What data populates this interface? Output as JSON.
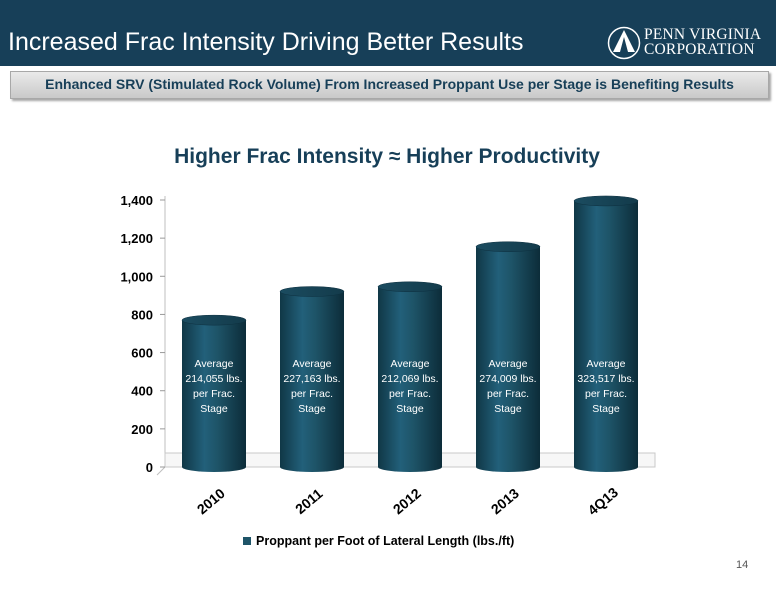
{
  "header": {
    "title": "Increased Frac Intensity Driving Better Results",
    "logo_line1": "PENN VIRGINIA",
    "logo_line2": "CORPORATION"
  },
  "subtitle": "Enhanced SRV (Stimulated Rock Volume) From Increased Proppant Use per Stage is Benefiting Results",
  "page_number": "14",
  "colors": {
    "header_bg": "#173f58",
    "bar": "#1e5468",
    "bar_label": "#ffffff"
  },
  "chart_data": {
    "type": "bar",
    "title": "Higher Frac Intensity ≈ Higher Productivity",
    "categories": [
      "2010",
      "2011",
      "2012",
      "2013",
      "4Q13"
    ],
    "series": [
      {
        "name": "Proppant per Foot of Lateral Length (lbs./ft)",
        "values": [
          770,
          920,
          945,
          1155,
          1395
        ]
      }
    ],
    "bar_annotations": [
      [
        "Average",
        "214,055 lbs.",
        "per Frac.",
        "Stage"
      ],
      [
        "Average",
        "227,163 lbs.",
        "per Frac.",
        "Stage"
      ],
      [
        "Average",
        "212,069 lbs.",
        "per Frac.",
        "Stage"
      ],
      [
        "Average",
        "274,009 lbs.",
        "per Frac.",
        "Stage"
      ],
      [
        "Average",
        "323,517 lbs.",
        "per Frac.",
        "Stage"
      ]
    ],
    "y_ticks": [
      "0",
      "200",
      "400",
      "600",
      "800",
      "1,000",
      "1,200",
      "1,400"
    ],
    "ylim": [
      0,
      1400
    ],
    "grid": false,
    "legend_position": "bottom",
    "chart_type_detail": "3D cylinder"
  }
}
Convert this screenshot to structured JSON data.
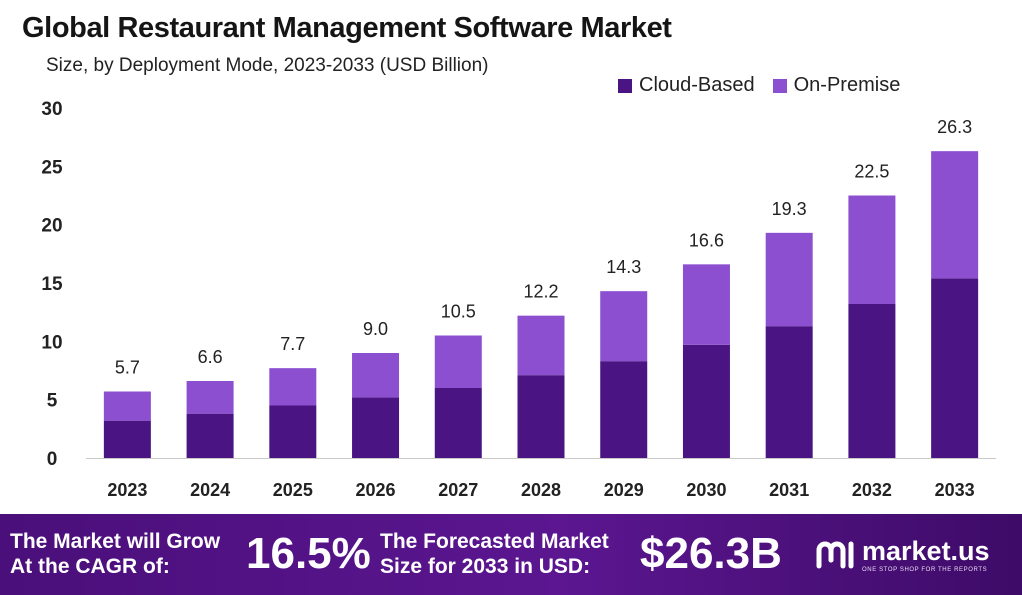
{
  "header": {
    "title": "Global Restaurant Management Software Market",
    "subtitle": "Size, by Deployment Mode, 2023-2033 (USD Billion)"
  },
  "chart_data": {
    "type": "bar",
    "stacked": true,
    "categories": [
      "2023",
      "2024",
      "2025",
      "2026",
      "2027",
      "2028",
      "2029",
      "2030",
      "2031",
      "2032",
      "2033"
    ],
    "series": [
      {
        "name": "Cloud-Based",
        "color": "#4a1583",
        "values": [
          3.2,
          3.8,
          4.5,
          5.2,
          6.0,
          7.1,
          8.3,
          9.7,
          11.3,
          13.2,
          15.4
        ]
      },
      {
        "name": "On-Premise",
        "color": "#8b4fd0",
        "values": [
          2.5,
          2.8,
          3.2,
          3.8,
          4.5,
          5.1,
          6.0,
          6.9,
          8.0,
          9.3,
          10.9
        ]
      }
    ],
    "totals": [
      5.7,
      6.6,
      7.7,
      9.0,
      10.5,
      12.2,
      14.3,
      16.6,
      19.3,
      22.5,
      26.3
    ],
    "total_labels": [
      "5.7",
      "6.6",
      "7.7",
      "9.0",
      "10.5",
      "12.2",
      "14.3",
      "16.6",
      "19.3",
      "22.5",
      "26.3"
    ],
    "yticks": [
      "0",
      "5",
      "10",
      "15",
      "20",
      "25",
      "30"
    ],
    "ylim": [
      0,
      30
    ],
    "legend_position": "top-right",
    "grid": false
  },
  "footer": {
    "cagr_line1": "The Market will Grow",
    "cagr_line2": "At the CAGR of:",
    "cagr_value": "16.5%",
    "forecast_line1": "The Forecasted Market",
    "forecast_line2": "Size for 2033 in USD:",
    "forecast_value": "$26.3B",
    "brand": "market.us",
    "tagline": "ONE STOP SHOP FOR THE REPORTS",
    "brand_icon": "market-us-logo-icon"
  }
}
◇ ◇ ◇ ◇ ◇ ◇ ◇
**SHORT PROBLEM**
Replicate the material above verbatim; images stay out of the copy.

**EXPECTED OUTPUT**
What data populates this interface? Output as JSON.
{
  "header": {
    "title": "Increased Frac Intensity Driving Better Results",
    "logo_line1": "PENN VIRGINIA",
    "logo_line2": "CORPORATION"
  },
  "subtitle": "Enhanced SRV (Stimulated Rock Volume) From Increased Proppant Use per Stage is Benefiting Results",
  "page_number": "14",
  "colors": {
    "header_bg": "#173f58",
    "bar": "#1e5468",
    "bar_label": "#ffffff"
  },
  "chart_data": {
    "type": "bar",
    "title": "Higher Frac Intensity ≈ Higher Productivity",
    "categories": [
      "2010",
      "2011",
      "2012",
      "2013",
      "4Q13"
    ],
    "series": [
      {
        "name": "Proppant per Foot of Lateral Length (lbs./ft)",
        "values": [
          770,
          920,
          945,
          1155,
          1395
        ]
      }
    ],
    "bar_annotations": [
      [
        "Average",
        "214,055 lbs.",
        "per Frac.",
        "Stage"
      ],
      [
        "Average",
        "227,163 lbs.",
        "per Frac.",
        "Stage"
      ],
      [
        "Average",
        "212,069 lbs.",
        "per Frac.",
        "Stage"
      ],
      [
        "Average",
        "274,009 lbs.",
        "per Frac.",
        "Stage"
      ],
      [
        "Average",
        "323,517 lbs.",
        "per Frac.",
        "Stage"
      ]
    ],
    "y_ticks": [
      "0",
      "200",
      "400",
      "600",
      "800",
      "1,000",
      "1,200",
      "1,400"
    ],
    "ylim": [
      0,
      1400
    ],
    "grid": false,
    "legend_position": "bottom",
    "chart_type_detail": "3D cylinder"
  }
}
Convert this screenshot to structured JSON data.
{
  "header": {
    "title": "Global Restaurant Management Software Market",
    "subtitle": "Size, by Deployment Mode, 2023-2033 (USD Billion)"
  },
  "chart_data": {
    "type": "bar",
    "stacked": true,
    "categories": [
      "2023",
      "2024",
      "2025",
      "2026",
      "2027",
      "2028",
      "2029",
      "2030",
      "2031",
      "2032",
      "2033"
    ],
    "series": [
      {
        "name": "Cloud-Based",
        "color": "#4a1583",
        "values": [
          3.2,
          3.8,
          4.5,
          5.2,
          6.0,
          7.1,
          8.3,
          9.7,
          11.3,
          13.2,
          15.4
        ]
      },
      {
        "name": "On-Premise",
        "color": "#8b4fd0",
        "values": [
          2.5,
          2.8,
          3.2,
          3.8,
          4.5,
          5.1,
          6.0,
          6.9,
          8.0,
          9.3,
          10.9
        ]
      }
    ],
    "totals": [
      5.7,
      6.6,
      7.7,
      9.0,
      10.5,
      12.2,
      14.3,
      16.6,
      19.3,
      22.5,
      26.3
    ],
    "total_labels": [
      "5.7",
      "6.6",
      "7.7",
      "9.0",
      "10.5",
      "12.2",
      "14.3",
      "16.6",
      "19.3",
      "22.5",
      "26.3"
    ],
    "yticks": [
      "0",
      "5",
      "10",
      "15",
      "20",
      "25",
      "30"
    ],
    "ylim": [
      0,
      30
    ],
    "legend_position": "top-right",
    "grid": false
  },
  "footer": {
    "cagr_line1": "The Market will Grow",
    "cagr_line2": "At the CAGR of:",
    "cagr_value": "16.5%",
    "forecast_line1": "The Forecasted Market",
    "forecast_line2": "Size for 2033 in USD:",
    "forecast_value": "$26.3B",
    "brand": "market.us",
    "tagline": "ONE STOP SHOP FOR THE REPORTS",
    "brand_icon": "market-us-logo-icon"
  }
}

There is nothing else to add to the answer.